=== The problem ===
All records below must be retyped exactly.

Dataset items:
-- begin --

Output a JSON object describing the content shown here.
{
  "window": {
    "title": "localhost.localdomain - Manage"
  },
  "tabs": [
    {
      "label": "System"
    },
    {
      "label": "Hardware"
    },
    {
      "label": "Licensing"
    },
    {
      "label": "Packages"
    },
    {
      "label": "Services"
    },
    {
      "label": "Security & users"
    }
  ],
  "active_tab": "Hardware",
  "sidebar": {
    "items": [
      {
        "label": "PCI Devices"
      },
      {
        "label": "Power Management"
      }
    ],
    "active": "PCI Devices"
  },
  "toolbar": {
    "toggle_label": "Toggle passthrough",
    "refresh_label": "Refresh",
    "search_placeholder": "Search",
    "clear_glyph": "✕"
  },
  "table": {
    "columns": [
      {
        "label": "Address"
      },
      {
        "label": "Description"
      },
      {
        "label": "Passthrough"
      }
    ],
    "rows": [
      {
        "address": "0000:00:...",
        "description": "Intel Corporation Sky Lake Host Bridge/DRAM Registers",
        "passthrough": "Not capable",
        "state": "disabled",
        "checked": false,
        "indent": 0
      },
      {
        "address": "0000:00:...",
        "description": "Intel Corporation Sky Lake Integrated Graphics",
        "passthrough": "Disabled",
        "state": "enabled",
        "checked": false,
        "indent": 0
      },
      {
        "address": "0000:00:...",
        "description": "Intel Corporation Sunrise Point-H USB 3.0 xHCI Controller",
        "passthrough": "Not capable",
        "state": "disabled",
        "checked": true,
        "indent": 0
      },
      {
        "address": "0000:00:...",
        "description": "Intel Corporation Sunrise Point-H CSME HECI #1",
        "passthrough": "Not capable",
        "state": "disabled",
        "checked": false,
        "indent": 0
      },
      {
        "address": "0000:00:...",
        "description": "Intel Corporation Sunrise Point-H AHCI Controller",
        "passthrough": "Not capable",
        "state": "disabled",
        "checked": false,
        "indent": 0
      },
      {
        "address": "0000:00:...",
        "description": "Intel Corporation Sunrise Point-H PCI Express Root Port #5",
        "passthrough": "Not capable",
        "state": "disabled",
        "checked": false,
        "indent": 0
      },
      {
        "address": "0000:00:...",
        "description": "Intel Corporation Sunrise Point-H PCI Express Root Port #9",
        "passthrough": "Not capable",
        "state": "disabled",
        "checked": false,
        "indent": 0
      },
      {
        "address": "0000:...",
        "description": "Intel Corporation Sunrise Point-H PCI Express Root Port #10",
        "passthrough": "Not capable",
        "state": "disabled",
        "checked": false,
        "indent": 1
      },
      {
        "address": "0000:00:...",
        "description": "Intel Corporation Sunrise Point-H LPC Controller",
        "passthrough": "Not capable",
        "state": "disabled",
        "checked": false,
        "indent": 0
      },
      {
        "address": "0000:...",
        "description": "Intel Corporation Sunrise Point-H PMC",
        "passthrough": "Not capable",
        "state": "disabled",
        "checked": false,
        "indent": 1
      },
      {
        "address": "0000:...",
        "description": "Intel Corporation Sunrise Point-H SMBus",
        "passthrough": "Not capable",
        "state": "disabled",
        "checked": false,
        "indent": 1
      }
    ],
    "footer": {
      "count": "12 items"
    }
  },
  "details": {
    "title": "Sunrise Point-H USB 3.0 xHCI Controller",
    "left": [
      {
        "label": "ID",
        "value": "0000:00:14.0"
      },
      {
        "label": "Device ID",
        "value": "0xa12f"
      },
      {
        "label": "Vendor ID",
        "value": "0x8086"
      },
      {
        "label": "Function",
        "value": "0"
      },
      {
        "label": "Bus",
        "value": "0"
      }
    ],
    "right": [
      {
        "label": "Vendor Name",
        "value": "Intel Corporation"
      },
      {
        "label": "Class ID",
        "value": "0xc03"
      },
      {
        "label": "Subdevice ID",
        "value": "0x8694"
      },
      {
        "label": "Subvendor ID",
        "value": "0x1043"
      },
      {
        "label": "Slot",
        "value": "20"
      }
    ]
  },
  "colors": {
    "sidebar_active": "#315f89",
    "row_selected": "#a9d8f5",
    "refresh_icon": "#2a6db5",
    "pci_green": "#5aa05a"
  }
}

-- end --

=== In response ===
Output a JSON object describing the content shown here.
{
  "window": {
    "title": "localhost.localdomain - Manage"
  },
  "tabs": [
    {
      "label": "System"
    },
    {
      "label": "Hardware"
    },
    {
      "label": "Licensing"
    },
    {
      "label": "Packages"
    },
    {
      "label": "Services"
    },
    {
      "label": "Security & users"
    }
  ],
  "active_tab": "Hardware",
  "sidebar": {
    "items": [
      {
        "label": "PCI Devices"
      },
      {
        "label": "Power Management"
      }
    ],
    "active": "PCI Devices"
  },
  "toolbar": {
    "toggle_label": "Toggle passthrough",
    "refresh_label": "Refresh",
    "search_placeholder": "Search",
    "clear_glyph": "✕"
  },
  "table": {
    "columns": [
      {
        "label": "Address"
      },
      {
        "label": "Description"
      },
      {
        "label": "Passthrough"
      }
    ],
    "rows": [
      {
        "address": "0000:00:...",
        "description": "Intel Corporation Sky Lake Host Bridge/DRAM Registers",
        "passthrough": "Not capable",
        "state": "disabled",
        "checked": false,
        "indent": 0
      },
      {
        "address": "0000:00:...",
        "description": "Intel Corporation Sky Lake Integrated Graphics",
        "passthrough": "Disabled",
        "state": "enabled",
        "checked": false,
        "indent": 0
      },
      {
        "address": "0000:00:...",
        "description": "Intel Corporation Sunrise Point-H USB 3.0 xHCI Controller",
        "passthrough": "Not capable",
        "state": "disabled",
        "checked": true,
        "indent": 0
      },
      {
        "address": "0000:00:...",
        "description": "Intel Corporation Sunrise Point-H CSME HECI #1",
        "passthrough": "Not capable",
        "state": "disabled",
        "checked": false,
        "indent": 0
      },
      {
        "address": "0000:00:...",
        "description": "Intel Corporation Sunrise Point-H AHCI Controller",
        "passthrough": "Not capable",
        "state": "disabled",
        "checked": false,
        "indent": 0
      },
      {
        "address": "0000:00:...",
        "description": "Intel Corporation Sunrise Point-H PCI Express Root Port #5",
        "passthrough": "Not capable",
        "state": "disabled",
        "checked": false,
        "indent": 0
      },
      {
        "address": "0000:00:...",
        "description": "Intel Corporation Sunrise Point-H PCI Express Root Port #9",
        "passthrough": "Not capable",
        "state": "disabled",
        "checked": false,
        "indent": 0
      },
      {
        "address": "0000:...",
        "description": "Intel Corporation Sunrise Point-H PCI Express Root Port #10",
        "passthrough": "Not capable",
        "state": "disabled",
        "checked": false,
        "indent": 1
      },
      {
        "address": "0000:00:...",
        "description": "Intel Corporation Sunrise Point-H LPC Controller",
        "passthrough": "Not capable",
        "state": "disabled",
        "checked": false,
        "indent": 0
      },
      {
        "address": "0000:...",
        "description": "Intel Corporation Sunrise Point-H PMC",
        "passthrough": "Not capable",
        "state": "disabled",
        "checked": false,
        "indent": 1
      },
      {
        "address": "0000:...",
        "description": "Intel Corporation Sunrise Point-H SMBus",
        "passthrough": "Not capable",
        "state": "disabled",
        "checked": false,
        "indent": 1
      }
    ],
    "footer": {
      "count": "12 items"
    }
  },
  "details": {
    "title": "Sunrise Point-H USB 3.0 xHCI Controller",
    "left": [
      {
        "label": "ID",
        "value": "0000:00:14.0"
      },
      {
        "label": "Device ID",
        "value": "0xa12f"
      },
      {
        "label": "Vendor ID",
        "value": "0x8086"
      },
      {
        "label": "Function",
        "value": "0"
      },
      {
        "label": "Bus",
        "value": "0"
      }
    ],
    "right": [
      {
        "label": "Vendor Name",
        "value": "Intel Corporation"
      },
      {
        "label": "Class ID",
        "value": "0xc03"
      },
      {
        "label": "Subdevice ID",
        "value": "0x8694"
      },
      {
        "label": "Subvendor ID",
        "value": "0x1043"
      },
      {
        "label": "Slot",
        "value": "20"
      }
    ]
  },
  "colors": {
    "sidebar_active": "#315f89",
    "row_selected": "#a9d8f5",
    "refresh_icon": "#2a6db5",
    "pci_green": "#5aa05a"
  }
}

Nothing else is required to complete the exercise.